• Required task
Find how many lines contain the word "Velocity" and state that number alone.

[Stored data]
━━━━━━━━

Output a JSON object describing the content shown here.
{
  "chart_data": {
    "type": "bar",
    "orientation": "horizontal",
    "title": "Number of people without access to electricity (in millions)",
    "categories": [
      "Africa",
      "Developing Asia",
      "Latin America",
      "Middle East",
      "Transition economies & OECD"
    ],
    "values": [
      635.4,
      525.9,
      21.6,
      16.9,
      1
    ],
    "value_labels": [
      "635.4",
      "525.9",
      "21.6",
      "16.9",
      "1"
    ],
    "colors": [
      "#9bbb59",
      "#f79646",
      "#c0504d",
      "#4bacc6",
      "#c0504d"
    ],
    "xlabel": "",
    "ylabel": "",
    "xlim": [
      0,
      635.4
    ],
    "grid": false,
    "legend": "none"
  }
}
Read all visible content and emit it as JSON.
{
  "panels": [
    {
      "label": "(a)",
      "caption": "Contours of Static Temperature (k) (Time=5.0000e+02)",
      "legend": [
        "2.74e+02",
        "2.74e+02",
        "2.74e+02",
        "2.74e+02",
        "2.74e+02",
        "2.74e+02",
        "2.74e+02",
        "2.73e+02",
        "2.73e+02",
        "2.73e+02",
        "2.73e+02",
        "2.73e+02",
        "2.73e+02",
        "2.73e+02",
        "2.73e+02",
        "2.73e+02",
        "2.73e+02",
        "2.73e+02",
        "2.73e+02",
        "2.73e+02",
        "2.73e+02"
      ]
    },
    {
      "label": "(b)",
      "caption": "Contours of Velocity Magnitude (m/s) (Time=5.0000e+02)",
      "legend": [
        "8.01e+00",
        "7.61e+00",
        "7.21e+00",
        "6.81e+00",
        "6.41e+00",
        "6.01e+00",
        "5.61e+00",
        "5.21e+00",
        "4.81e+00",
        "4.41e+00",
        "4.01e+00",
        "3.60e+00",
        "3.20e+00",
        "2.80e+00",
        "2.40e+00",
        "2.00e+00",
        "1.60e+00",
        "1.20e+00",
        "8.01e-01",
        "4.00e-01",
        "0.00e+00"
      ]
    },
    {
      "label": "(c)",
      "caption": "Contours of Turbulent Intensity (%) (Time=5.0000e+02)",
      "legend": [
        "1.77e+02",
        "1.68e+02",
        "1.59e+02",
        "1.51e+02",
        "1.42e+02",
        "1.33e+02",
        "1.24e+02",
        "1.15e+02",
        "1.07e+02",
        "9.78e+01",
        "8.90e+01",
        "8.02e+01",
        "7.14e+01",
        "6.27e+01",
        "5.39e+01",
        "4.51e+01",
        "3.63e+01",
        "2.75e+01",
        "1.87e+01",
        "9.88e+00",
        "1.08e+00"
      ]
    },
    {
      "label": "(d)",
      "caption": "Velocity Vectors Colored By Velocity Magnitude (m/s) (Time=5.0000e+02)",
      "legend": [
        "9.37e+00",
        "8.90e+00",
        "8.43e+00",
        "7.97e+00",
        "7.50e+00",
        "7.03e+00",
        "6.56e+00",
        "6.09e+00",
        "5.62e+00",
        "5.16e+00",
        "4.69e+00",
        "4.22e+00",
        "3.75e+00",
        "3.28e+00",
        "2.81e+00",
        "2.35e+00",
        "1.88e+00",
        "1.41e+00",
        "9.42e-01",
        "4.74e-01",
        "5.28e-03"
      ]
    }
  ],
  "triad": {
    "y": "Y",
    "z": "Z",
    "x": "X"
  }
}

━━━━━━━━

• Final result
2